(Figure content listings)
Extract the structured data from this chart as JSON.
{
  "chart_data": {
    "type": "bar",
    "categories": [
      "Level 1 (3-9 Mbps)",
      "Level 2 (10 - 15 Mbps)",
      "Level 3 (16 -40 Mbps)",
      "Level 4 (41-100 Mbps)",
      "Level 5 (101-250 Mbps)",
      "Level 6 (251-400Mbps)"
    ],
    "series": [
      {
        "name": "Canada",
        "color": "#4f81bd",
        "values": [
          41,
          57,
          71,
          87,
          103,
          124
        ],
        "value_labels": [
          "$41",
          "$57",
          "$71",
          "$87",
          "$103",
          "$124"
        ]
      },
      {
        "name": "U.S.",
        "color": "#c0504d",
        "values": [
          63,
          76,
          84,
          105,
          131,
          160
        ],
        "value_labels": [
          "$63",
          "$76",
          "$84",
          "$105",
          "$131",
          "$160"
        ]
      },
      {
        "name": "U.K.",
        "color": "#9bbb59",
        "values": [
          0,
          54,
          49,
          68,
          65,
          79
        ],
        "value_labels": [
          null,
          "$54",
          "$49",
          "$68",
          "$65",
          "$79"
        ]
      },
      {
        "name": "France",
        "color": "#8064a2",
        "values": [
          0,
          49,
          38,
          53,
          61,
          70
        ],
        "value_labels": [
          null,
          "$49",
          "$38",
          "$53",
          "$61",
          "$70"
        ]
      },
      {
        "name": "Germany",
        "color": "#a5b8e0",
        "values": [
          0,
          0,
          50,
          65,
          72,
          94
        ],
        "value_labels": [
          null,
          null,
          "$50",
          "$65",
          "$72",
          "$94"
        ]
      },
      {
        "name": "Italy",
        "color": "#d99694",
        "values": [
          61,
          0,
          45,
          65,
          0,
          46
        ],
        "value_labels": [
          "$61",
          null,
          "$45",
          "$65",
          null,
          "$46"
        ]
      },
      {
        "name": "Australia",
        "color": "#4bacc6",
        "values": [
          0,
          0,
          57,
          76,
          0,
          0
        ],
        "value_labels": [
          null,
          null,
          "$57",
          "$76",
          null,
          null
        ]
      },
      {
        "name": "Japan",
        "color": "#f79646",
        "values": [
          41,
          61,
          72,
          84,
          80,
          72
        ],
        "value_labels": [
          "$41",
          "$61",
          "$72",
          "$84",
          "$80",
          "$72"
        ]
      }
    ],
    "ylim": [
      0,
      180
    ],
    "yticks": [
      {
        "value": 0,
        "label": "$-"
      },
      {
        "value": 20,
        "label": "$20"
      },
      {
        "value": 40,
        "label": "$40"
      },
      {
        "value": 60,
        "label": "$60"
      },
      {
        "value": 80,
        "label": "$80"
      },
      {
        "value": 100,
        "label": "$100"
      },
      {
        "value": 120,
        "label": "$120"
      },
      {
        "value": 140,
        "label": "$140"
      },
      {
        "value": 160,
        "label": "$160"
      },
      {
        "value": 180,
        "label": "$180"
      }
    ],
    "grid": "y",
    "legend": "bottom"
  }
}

GIVEN INSTRUCTION
Extract every record. Keep wording exact.

OUTPUT BELOW
Extract the structured data from this chart as JSON.
{
  "chart_data": {
    "type": "bar",
    "categories": [
      "Level 1 (3-9 Mbps)",
      "Level 2 (10 - 15 Mbps)",
      "Level 3 (16 -40 Mbps)",
      "Level 4 (41-100 Mbps)",
      "Level 5 (101-250 Mbps)",
      "Level 6 (251-400Mbps)"
    ],
    "series": [
      {
        "name": "Canada",
        "color": "#4f81bd",
        "values": [
          41,
          57,
          71,
          87,
          103,
          124
        ],
        "value_labels": [
          "$41",
          "$57",
          "$71",
          "$87",
          "$103",
          "$124"
        ]
      },
      {
        "name": "U.S.",
        "color": "#c0504d",
        "values": [
          63,
          76,
          84,
          105,
          131,
          160
        ],
        "value_labels": [
          "$63",
          "$76",
          "$84",
          "$105",
          "$131",
          "$160"
        ]
      },
      {
        "name": "U.K.",
        "color": "#9bbb59",
        "values": [
          0,
          54,
          49,
          68,
          65,
          79
        ],
        "value_labels": [
          null,
          "$54",
          "$49",
          "$68",
          "$65",
          "$79"
        ]
      },
      {
        "name": "France",
        "color": "#8064a2",
        "values": [
          0,
          49,
          38,
          53,
          61,
          70
        ],
        "value_labels": [
          null,
          "$49",
          "$38",
          "$53",
          "$61",
          "$70"
        ]
      },
      {
        "name": "Germany",
        "color": "#a5b8e0",
        "values": [
          0,
          0,
          50,
          65,
          72,
          94
        ],
        "value_labels": [
          null,
          null,
          "$50",
          "$65",
          "$72",
          "$94"
        ]
      },
      {
        "name": "Italy",
        "color": "#d99694",
        "values": [
          61,
          0,
          45,
          65,
          0,
          46
        ],
        "value_labels": [
          "$61",
          null,
          "$45",
          "$65",
          null,
          "$46"
        ]
      },
      {
        "name": "Australia",
        "color": "#4bacc6",
        "values": [
          0,
          0,
          57,
          76,
          0,
          0
        ],
        "value_labels": [
          null,
          null,
          "$57",
          "$76",
          null,
          null
        ]
      },
      {
        "name": "Japan",
        "color": "#f79646",
        "values": [
          41,
          61,
          72,
          84,
          80,
          72
        ],
        "value_labels": [
          "$41",
          "$61",
          "$72",
          "$84",
          "$80",
          "$72"
        ]
      }
    ],
    "ylim": [
      0,
      180
    ],
    "yticks": [
      {
        "value": 0,
        "label": "$-"
      },
      {
        "value": 20,
        "label": "$20"
      },
      {
        "value": 40,
        "label": "$40"
      },
      {
        "value": 60,
        "label": "$60"
      },
      {
        "value": 80,
        "label": "$80"
      },
      {
        "value": 100,
        "label": "$100"
      },
      {
        "value": 120,
        "label": "$120"
      },
      {
        "value": 140,
        "label": "$140"
      },
      {
        "value": 160,
        "label": "$160"
      },
      {
        "value": 180,
        "label": "$180"
      }
    ],
    "grid": "y",
    "legend": "bottom"
  }
}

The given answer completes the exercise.